— WRITTEN PROBLEM —
Return the listing below word for word.

[Stored items from a collection]
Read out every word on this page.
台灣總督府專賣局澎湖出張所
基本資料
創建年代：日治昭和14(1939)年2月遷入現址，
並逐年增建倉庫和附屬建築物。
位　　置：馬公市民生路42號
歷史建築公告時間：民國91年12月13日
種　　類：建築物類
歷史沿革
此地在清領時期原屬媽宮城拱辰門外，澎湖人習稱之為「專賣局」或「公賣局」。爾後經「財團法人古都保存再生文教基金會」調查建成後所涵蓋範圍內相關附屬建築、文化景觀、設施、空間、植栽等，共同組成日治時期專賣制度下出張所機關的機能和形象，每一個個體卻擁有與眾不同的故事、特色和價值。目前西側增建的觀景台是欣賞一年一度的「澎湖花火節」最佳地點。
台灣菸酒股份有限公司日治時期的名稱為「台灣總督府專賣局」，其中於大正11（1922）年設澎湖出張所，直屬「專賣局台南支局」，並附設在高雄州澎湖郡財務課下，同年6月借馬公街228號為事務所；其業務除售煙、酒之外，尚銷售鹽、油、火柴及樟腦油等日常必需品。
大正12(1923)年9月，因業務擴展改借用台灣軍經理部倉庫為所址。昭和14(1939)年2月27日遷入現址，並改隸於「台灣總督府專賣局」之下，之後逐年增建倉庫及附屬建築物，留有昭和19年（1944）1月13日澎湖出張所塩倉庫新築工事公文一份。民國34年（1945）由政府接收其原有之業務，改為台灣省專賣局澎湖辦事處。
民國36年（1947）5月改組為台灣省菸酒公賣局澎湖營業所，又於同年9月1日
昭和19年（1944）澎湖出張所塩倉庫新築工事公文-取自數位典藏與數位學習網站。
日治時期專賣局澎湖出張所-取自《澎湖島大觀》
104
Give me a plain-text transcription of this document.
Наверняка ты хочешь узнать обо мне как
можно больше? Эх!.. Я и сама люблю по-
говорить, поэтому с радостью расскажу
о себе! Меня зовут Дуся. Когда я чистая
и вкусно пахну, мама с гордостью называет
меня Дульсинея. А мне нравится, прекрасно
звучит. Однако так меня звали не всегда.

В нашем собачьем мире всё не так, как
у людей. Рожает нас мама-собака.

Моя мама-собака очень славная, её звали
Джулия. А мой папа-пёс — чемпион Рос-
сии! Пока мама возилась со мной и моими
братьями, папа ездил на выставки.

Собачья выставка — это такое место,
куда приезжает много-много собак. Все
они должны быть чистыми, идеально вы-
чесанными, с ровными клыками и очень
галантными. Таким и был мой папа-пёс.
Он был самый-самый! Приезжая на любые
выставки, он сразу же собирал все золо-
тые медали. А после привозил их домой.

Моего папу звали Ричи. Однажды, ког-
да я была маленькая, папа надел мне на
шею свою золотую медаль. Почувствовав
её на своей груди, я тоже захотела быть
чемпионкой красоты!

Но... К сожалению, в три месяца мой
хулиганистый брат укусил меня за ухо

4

— WRITTEN SOLUTION —
Read out every word on this page.
台灣總督府專賣局澎湖出張所
基本資料
創建年代：日治昭和14(1939)年2月遷入現址，
並逐年增建倉庫和附屬建築物。
位　　置：馬公市民生路42號
歷史建築公告時間：民國91年12月13日
種　　類：建築物類
歷史沿革
此地在清領時期原屬媽宮城拱辰門外，澎湖人習稱之為「專賣局」或「公賣局」。爾後經「財團法人古都保存再生文教基金會」調查建成後所涵蓋範圍內相關附屬建築、文化景觀、設施、空間、植栽等，共同組成日治時期專賣制度下出張所機關的機能和形象，每一個個體卻擁有與眾不同的故事、特色和價值。目前西側增建的觀景台是欣賞一年一度的「澎湖花火節」最佳地點。
台灣菸酒股份有限公司日治時期的名稱為「台灣總督府專賣局」，其中於大正11（1922）年設澎湖出張所，直屬「專賣局台南支局」，並附設在高雄州澎湖郡財務課下，同年6月借馬公街228號為事務所；其業務除售煙、酒之外，尚銷售鹽、油、火柴及樟腦油等日常必需品。
大正12(1923)年9月，因業務擴展改借用台灣軍經理部倉庫為所址。昭和14(1939)年2月27日遷入現址，並改隸於「台灣總督府專賣局」之下，之後逐年增建倉庫及附屬建築物，留有昭和19年（1944）1月13日澎湖出張所塩倉庫新築工事公文一份。民國34年（1945）由政府接收其原有之業務，改為台灣省專賣局澎湖辦事處。
民國36年（1947）5月改組為台灣省菸酒公賣局澎湖營業所，又於同年9月1日
昭和19年（1944）澎湖出張所塩倉庫新築工事公文-取自數位典藏與數位學習網站。
日治時期專賣局澎湖出張所-取自《澎湖島大觀》
104
Give me a plain-text transcription of this document.
Наверняка ты хочешь узнать обо мне как
можно больше? Эх!.. Я и сама люблю по-
говорить, поэтому с радостью расскажу
о себе! Меня зовут Дуся. Когда я чистая
и вкусно пахну, мама с гордостью называет
меня Дульсинея. А мне нравится, прекрасно
звучит. Однако так меня звали не всегда.

В нашем собачьем мире всё не так, как
у людей. Рожает нас мама-собака.

Моя мама-собака очень славная, её звали
Джулия. А мой папа-пёс — чемпион Рос-
сии! Пока мама возилась со мной и моими
братьями, папа ездил на выставки.

Собачья выставка — это такое место,
куда приезжает много-много собак. Все
они должны быть чистыми, идеально вы-
чесанными, с ровными клыками и очень
галантными. Таким и был мой папа-пёс.
Он был самый-самый! Приезжая на любые
выставки, он сразу же собирал все золо-
тые медали. А после привозил их домой.

Моего папу звали Ричи. Однажды, ког-
да я была маленькая, папа надел мне на
шею свою золотую медаль. Почувствовав
её на своей груди, я тоже захотела быть
чемпионкой красоты!

Но... К сожалению, в три месяца мой
хулиганистый брат укусил меня за ухо

4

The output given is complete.